<<<<

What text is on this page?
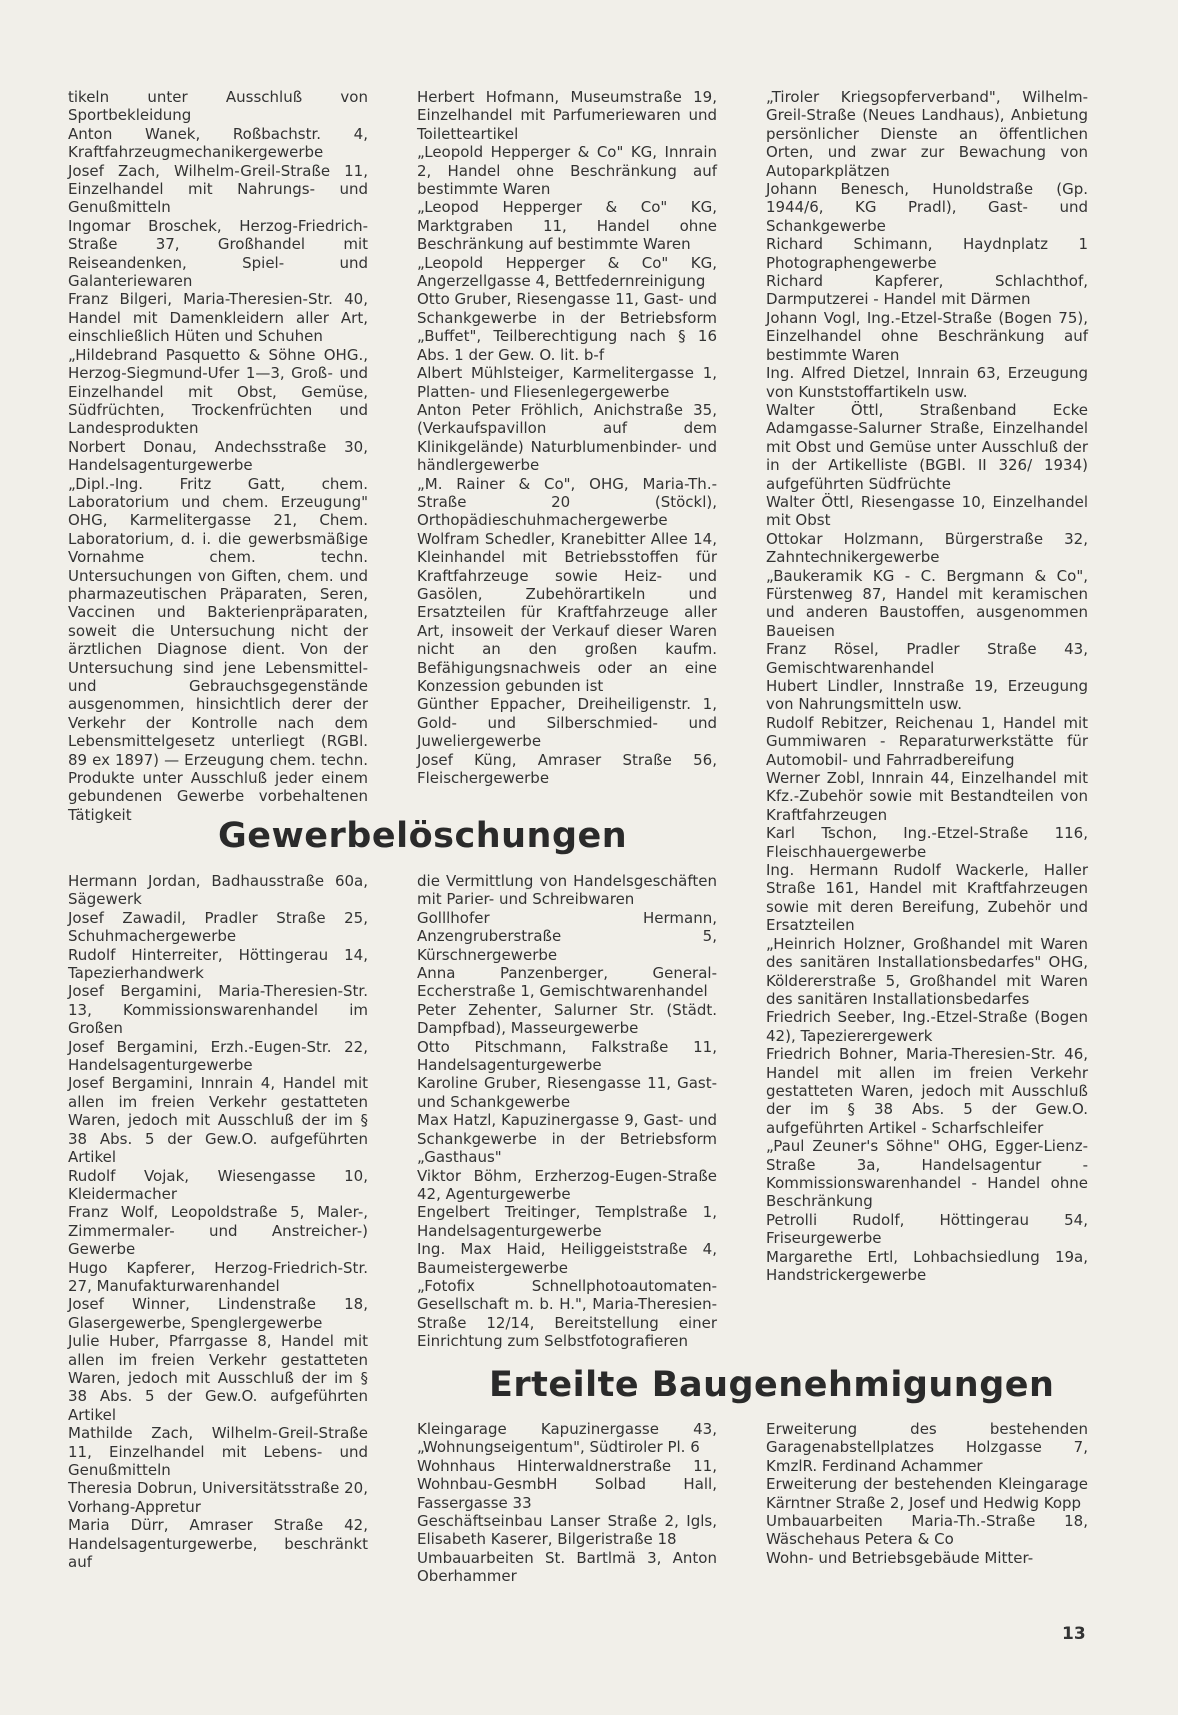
tikeln unter Ausschluß von Sportbekleidung

Anton Wanek, Roßbachstr. 4, Kraftfahrzeugmechanikergewerbe

Josef Zach, Wilhelm-Greil-Straße 11, Einzelhandel mit Nahrungs- und Genußmitteln

Ingomar Broschek, Herzog-Friedrich-Straße 37, Großhandel mit Reiseandenken, Spiel- und Galanteriewaren

Franz Bilgeri, Maria-Theresien-Str. 40, Handel mit Damenkleidern aller Art, einschließlich Hüten und Schuhen

„Hildebrand Pasquetto & Söhne OHG., Herzog-Siegmund-Ufer 1—3, Groß- und Einzelhandel mit Obst, Gemüse, Südfrüchten, Trockenfrüchten und Landesprodukten

Norbert Donau, Andechsstraße 30, Handelsagenturgewerbe

„Dipl.-Ing. Fritz Gatt, chem. Laboratorium und chem. Erzeugung" OHG, Karmelitergasse 21, Chem. Laboratorium, d. i. die gewerbsmäßige Vornahme chem. techn. Untersuchungen von Giften, chem. und pharmazeutischen Präparaten, Seren, Vaccinen und Bakterienpräparaten, soweit die Untersuchung nicht der ärztlichen Diagnose dient. Von der Untersuchung sind jene Lebensmittel- und Gebrauchsgegenstände ausgenommen, hinsichtlich derer der Verkehr der Kontrolle nach dem Lebensmittelgesetz unterliegt (RGBl. 89 ex 1897) — Erzeugung chem. techn. Produkte unter Ausschluß jeder einem gebundenen Gewerbe vorbehaltenen Tätigkeit

Herbert Hofmann, Museumstraße 19, Einzelhandel mit Parfumeriewaren und Toiletteartikel

„Leopold Hepperger & Co" KG, Innrain 2, Handel ohne Beschränkung auf bestimmte Waren

„Leopod Hepperger & Co" KG, Marktgraben 11, Handel ohne Beschränkung auf bestimmte Waren

„Leopold Hepperger & Co" KG, Angerzellgasse 4, Bettfedernreinigung

Otto Gruber, Riesengasse 11, Gast- und Schankgewerbe in der Betriebsform „Buffet", Teilberechtigung nach § 16 Abs. 1 der Gew. O. lit. b-f

Albert Mühlsteiger, Karmelitergasse 1, Platten- und Fliesenlegergewerbe

Anton Peter Fröhlich, Anichstraße 35, (Verkaufspavillon auf dem Klinikgelände) Naturblumenbinder- und händlergewerbe

„M. Rainer & Co", OHG, Maria-Th.-Straße 20 (Stöckl), Orthopädieschuhmachergewerbe

Wolfram Schedler, Kranebitter Allee 14, Kleinhandel mit Betriebsstoffen für Kraftfahrzeuge sowie Heiz- und Gasölen, Zubehörartikeln und Ersatzteilen für Kraftfahrzeuge aller Art, insoweit der Verkauf dieser Waren nicht an den großen kaufm. Befähigungsnachweis oder an eine Konzession gebunden ist

Günther Eppacher, Dreiheiligenstr. 1, Gold- und Silberschmied- und Juweliergewerbe

Josef Küng, Amraser Straße 56, Fleischergewerbe

„Tiroler Kriegsopferverband", Wilhelm-Greil-Straße (Neues Landhaus), Anbietung persönlicher Dienste an öffentlichen Orten, und zwar zur Bewachung von Autoparkplätzen

Johann Benesch, Hunoldstraße (Gp. 1944/6, KG Pradl), Gast- und Schankgewerbe

Richard Schimann, Haydnplatz 1 Photographengewerbe

Richard Kapferer, Schlachthof, Darmputzerei - Handel mit Därmen

Johann Vogl, Ing.-Etzel-Straße (Bogen 75), Einzelhandel ohne Beschränkung auf bestimmte Waren

Ing. Alfred Dietzel, Innrain 63, Erzeugung von Kunststoffartikeln usw.

Walter Öttl, Straßenband Ecke Adamgasse-Salurner Straße, Einzelhandel mit Obst und Gemüse unter Ausschluß der in der Artikelliste (BGBl. II 326/ 1934) aufgeführten Südfrüchte

Walter Öttl, Riesengasse 10, Einzelhandel mit Obst

Ottokar Holzmann, Bürgerstraße 32, Zahntechnikergewerbe

„Baukeramik KG - C. Bergmann & Co", Fürstenweg 87, Handel mit keramischen und anderen Baustoffen, ausgenommen Baueisen

Franz Rösel, Pradler Straße 43, Gemischtwarenhandel

Hubert Lindler, Innstraße 19, Erzeugung von Nahrungsmitteln usw.

Rudolf Rebitzer, Reichenau 1, Handel mit Gummiwaren - Reparaturwerkstätte für Automobil- und Fahrradbereifung

Werner Zobl, Innrain 44, Einzelhandel mit Kfz.-Zubehör sowie mit Bestandteilen von Kraftfahrzeugen

Karl Tschon, Ing.-Etzel-Straße 116, Fleischhauergewerbe

Ing. Hermann Rudolf Wackerle, Haller Straße 161, Handel mit Kraftfahrzeugen sowie mit deren Bereifung, Zubehör und Ersatzteilen

„Heinrich Holzner, Großhandel mit Waren des sanitären Installationsbedarfes" OHG, Köldererstraße 5, Großhandel mit Waren des sanitären Installationsbedarfes

Friedrich Seeber, Ing.-Etzel-Straße (Bogen 42), Tapezierergewerk

Friedrich Bohner, Maria-Theresien-Str. 46, Handel mit allen im freien Verkehr gestatteten Waren, jedoch mit Ausschluß der im § 38 Abs. 5 der Gew.O. aufgeführten Artikel - Scharfschleifer

„Paul Zeuner's Söhne" OHG, Egger-Lienz-Straße 3a, Handelsagentur - Kommissionswarenhandel - Handel ohne Beschränkung

Petrolli Rudolf, Höttingerau 54, Friseurgewerbe

Margarethe Ertl, Lohbachsiedlung 19a, Handstrickergewerbe

Gewerbelöschungen

Hermann Jordan, Badhausstraße 60a, Sägewerk

Josef Zawadil, Pradler Straße 25, Schuhmachergewerbe

Rudolf Hinterreiter, Höttingerau 14, Tapezierhandwerk

Josef Bergamini, Maria-Theresien-Str. 13, Kommissionswarenhandel im Großen

Josef Bergamini, Erzh.-Eugen-Str. 22, Handelsagenturgewerbe

Josef Bergamini, Innrain 4, Handel mit allen im freien Verkehr gestatteten Waren, jedoch mit Ausschluß der im § 38 Abs. 5 der Gew.O. aufgeführten Artikel

Rudolf Vojak, Wiesengasse 10, Kleidermacher

Franz Wolf, Leopoldstraße 5, Maler-, Zimmermaler- und Anstreicher-) Gewerbe

Hugo Kapferer, Herzog-Friedrich-Str. 27, Manufakturwarenhandel

Josef Winner, Lindenstraße 18, Glasergewerbe, Spenglergewerbe

Julie Huber, Pfarrgasse 8, Handel mit allen im freien Verkehr gestatteten Waren, jedoch mit Ausschluß der im § 38 Abs. 5 der Gew.O. aufgeführten Artikel

Mathilde Zach, Wilhelm-Greil-Straße 11, Einzelhandel mit Lebens- und Genußmitteln

Theresia Dobrun, Universitätsstraße 20, Vorhang-Appretur

Maria Dürr, Amraser Straße 42, Handelsagenturgewerbe, beschränkt auf

die Vermittlung von Handelsgeschäften mit Parier- und Schreibwaren

Golllhofer Hermann, Anzengruberstraße 5, Kürschnergewerbe

Anna Panzenberger, General-Eccherstraße 1, Gemischtwarenhandel

Peter Zehenter, Salurner Str. (Städt. Dampfbad), Masseurgewerbe

Otto Pitschmann, Falkstraße 11, Handelsagenturgewerbe

Karoline Gruber, Riesengasse 11, Gast- und Schankgewerbe

Max Hatzl, Kapuzinergasse 9, Gast- und Schankgewerbe in der Betriebsform „Gasthaus"

Viktor Böhm, Erzherzog-Eugen-Straße 42, Agenturgewerbe

Engelbert Treitinger, Templstraße 1, Handelsagenturgewerbe

Ing. Max Haid, Heiliggeiststraße 4, Baumeistergewerbe

„Fotofix Schnellphotoautomaten- Gesellschaft m. b. H.", Maria-Theresien-Straße 12/14, Bereitstellung einer Einrichtung zum Selbstfotografieren

Erteilte Baugenehmigungen

Kleingarage Kapuzinergasse 43, „Wohnungseigentum", Südtiroler Pl. 6

Wohnhaus Hinterwaldnerstraße 11, Wohnbau-GesmbH Solbad Hall, Fassergasse 33

Geschäftseinbau Lanser Straße 2, Igls, Elisabeth Kaserer, Bilgeristraße 18

Umbauarbeiten St. Bartlmä 3, Anton Oberhammer

Erweiterung des bestehenden Garagenabstellplatzes Holzgasse 7, KmzlR. Ferdinand Achammer

Erweiterung der bestehenden Kleingarage Kärntner Straße 2, Josef und Hedwig Kopp

Umbauarbeiten Maria-Th.-Straße 18, Wäschehaus Petera & Co

Wohn- und Betriebsgebäude Mitter-

13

>>>>

-- Goal of the exercise --
Number of lines containing the word "Hermann" in the material above: report this figure and nothing more.

-- Result of this exercise --
3